▸ STORED ROWS
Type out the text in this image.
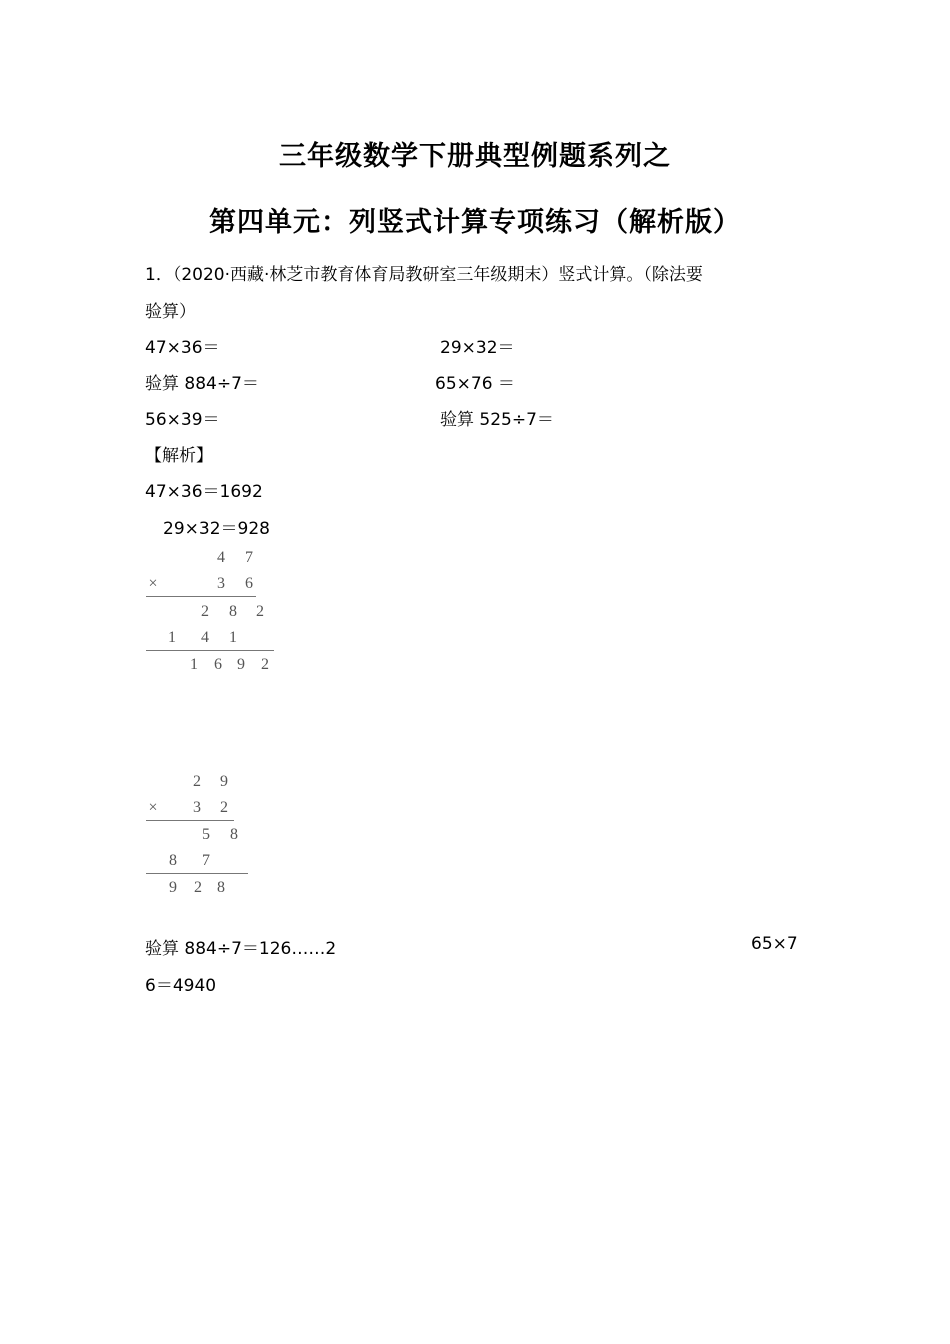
三年级数学下册典型例题系列之
第四单元：列竖式计算专项练习（解析版）
1．（2020·西藏·林芝市教育体育局教研室三年级期末）竖式计算。（除法要
验算）
47×36＝	29×32＝
验算 884÷7＝	65×76 ＝
56×39＝	验算 525÷7＝
【解析】
47×36＝1692
29×32＝928
4	7
×	3	6
2	8	2
1	4	1
1	6 9	2
2	9
×	3	2
5	8
8	7
9	2 8
验算 884÷7＝126……2	65×7
6＝4940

▸ PROBLEM STATEMENT
Set down the complete material exactly, but do not include the images.

▸ EXERCISE RESPONSE
Type out the text in this image.
三年级数学下册典型例题系列之
第四单元：列竖式计算专项练习（解析版）
1．（2020·西藏·林芝市教育体育局教研室三年级期末）竖式计算。（除法要
验算）
47×36＝	29×32＝
验算 884÷7＝	65×76 ＝
56×39＝	验算 525÷7＝
【解析】
47×36＝1692
29×32＝928
4	7
×	3	6
2	8	2
1	4	1
1	6 9	2
2	9
×	3	2
5	8
8	7
9	2 8
验算 884÷7＝126……2	65×7
6＝4940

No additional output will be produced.